§ **TASK INSTRUCTIONS**
Copy the passage from the 1917 letter to Carroll word for word, starting at "Dear Carroll (Paul’s" and ending at "the whole family.".

§ **SOURCE DOCUMENT**
--- START ---

About Me

Born August 4, 1894 in Auburn, New York to William and Alice Beardsley Woodruff Hills. Younger brother Carroll Beardsley Hills and younger sister Mary Day Hills. Educated at St. Paul's School, Concord, New Hampshire and Princeton University, class of 1917

Thursday, June 12, 2008

Letter dated November 8, 1917

Dear Carroll (Paul’s younger brother -Ed)-:
This is a fine time to begin writing to you when I have been away nearly six months and you have never had a line from me but you know how writing is and besides in my letters to Mother I have said practically everything there was and those letters were for the whole family.

Let me begin tho by congratulating you on your birthday today and wishing you many happy returns of the day and all the luck in the world great too that you are going back to Treats (Carroll’s school – Ed.) for from everything I can gather it seems to be a much better place than the Rosenbaum school which the family seems to have had in mind. Enjoy life too along with doing all the work you can and don’t be in a hurry to get into the army. If the war keeps on another three years, it will be plenty time enough and for the present one of us here is a great plenty.

--- END ---

§ **DATA**
--- START ---

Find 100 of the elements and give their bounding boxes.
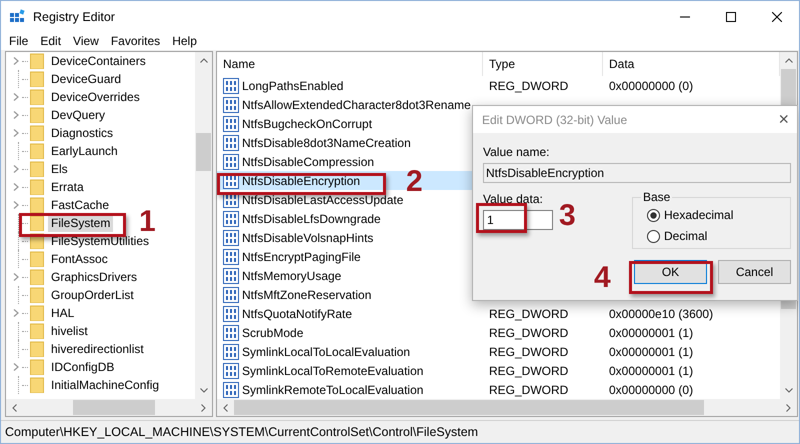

--- END ---

§ **RESPONSE TO THIS TASK**
Dear Carroll (Paul’s younger brother -Ed)-:
This is a fine time to begin writing to you when I have been away nearly six months and you have never had a line from me but you know how writing is and besides in my letters to Mother I have said practically everything there was and those letters were for the whole family.